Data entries
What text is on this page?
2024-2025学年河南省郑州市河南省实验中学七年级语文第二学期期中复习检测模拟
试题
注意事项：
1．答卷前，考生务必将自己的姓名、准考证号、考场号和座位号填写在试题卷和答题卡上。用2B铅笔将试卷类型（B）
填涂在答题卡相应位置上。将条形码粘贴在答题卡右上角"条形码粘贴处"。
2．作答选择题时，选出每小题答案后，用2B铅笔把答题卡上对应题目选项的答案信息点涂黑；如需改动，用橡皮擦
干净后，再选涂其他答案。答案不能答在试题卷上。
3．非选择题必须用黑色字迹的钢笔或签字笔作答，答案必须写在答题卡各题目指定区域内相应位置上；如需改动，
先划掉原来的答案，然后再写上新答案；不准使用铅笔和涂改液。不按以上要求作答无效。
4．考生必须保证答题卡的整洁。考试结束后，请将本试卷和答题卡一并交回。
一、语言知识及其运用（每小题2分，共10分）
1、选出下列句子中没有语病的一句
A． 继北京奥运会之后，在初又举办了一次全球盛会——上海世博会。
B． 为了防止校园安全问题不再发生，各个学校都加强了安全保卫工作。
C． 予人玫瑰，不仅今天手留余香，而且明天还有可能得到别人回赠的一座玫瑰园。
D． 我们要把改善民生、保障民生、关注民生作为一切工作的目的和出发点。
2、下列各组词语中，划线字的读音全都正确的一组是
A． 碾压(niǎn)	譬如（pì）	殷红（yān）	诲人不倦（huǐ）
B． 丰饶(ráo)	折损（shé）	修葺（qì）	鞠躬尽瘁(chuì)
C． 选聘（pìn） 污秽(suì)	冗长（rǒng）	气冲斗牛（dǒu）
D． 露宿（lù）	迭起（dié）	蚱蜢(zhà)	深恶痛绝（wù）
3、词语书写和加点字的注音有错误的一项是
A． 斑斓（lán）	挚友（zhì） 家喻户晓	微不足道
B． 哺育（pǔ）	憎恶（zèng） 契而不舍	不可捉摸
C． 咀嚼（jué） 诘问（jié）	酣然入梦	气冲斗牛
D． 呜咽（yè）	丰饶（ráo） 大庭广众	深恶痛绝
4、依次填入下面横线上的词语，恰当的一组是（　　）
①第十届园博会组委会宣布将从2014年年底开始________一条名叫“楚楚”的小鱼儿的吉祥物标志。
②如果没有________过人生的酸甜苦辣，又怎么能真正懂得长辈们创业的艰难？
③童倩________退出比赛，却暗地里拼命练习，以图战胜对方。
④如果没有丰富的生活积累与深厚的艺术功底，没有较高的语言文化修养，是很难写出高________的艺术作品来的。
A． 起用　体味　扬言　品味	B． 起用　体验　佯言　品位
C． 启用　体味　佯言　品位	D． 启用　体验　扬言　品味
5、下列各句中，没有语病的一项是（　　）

## Written exercise
Take the listing above and write it out again exactly.

## Task output
What text is on this page?
2024-2025学年河南省郑州市河南省实验中学七年级语文第二学期期中复习检测模拟
试题
注意事项：
1．答卷前，考生务必将自己的姓名、准考证号、考场号和座位号填写在试题卷和答题卡上。用2B铅笔将试卷类型（B）
填涂在答题卡相应位置上。将条形码粘贴在答题卡右上角"条形码粘贴处"。
2．作答选择题时，选出每小题答案后，用2B铅笔把答题卡上对应题目选项的答案信息点涂黑；如需改动，用橡皮擦
干净后，再选涂其他答案。答案不能答在试题卷上。
3．非选择题必须用黑色字迹的钢笔或签字笔作答，答案必须写在答题卡各题目指定区域内相应位置上；如需改动，
先划掉原来的答案，然后再写上新答案；不准使用铅笔和涂改液。不按以上要求作答无效。
4．考生必须保证答题卡的整洁。考试结束后，请将本试卷和答题卡一并交回。
一、语言知识及其运用（每小题2分，共10分）
1、选出下列句子中没有语病的一句
A． 继北京奥运会之后，在初又举办了一次全球盛会——上海世博会。
B． 为了防止校园安全问题不再发生，各个学校都加强了安全保卫工作。
C． 予人玫瑰，不仅今天手留余香，而且明天还有可能得到别人回赠的一座玫瑰园。
D． 我们要把改善民生、保障民生、关注民生作为一切工作的目的和出发点。
2、下列各组词语中，划线字的读音全都正确的一组是
A． 碾压(niǎn)	譬如（pì）	殷红（yān）	诲人不倦（huǐ）
B． 丰饶(ráo)	折损（shé）	修葺（qì）	鞠躬尽瘁(chuì)
C． 选聘（pìn） 污秽(suì)	冗长（rǒng）	气冲斗牛（dǒu）
D． 露宿（lù）	迭起（dié）	蚱蜢(zhà)	深恶痛绝（wù）
3、词语书写和加点字的注音有错误的一项是
A． 斑斓（lán）	挚友（zhì） 家喻户晓	微不足道
B． 哺育（pǔ）	憎恶（zèng） 契而不舍	不可捉摸
C． 咀嚼（jué） 诘问（jié）	酣然入梦	气冲斗牛
D． 呜咽（yè）	丰饶（ráo） 大庭广众	深恶痛绝
4、依次填入下面横线上的词语，恰当的一组是（　　）
①第十届园博会组委会宣布将从2014年年底开始________一条名叫“楚楚”的小鱼儿的吉祥物标志。
②如果没有________过人生的酸甜苦辣，又怎么能真正懂得长辈们创业的艰难？
③童倩________退出比赛，却暗地里拼命练习，以图战胜对方。
④如果没有丰富的生活积累与深厚的艺术功底，没有较高的语言文化修养，是很难写出高________的艺术作品来的。
A． 起用　体味　扬言　品味	B． 起用　体验　佯言　品位
C． 启用　体味　佯言　品位	D． 启用　体验　扬言　品味
5、下列各句中，没有语病的一项是（　　）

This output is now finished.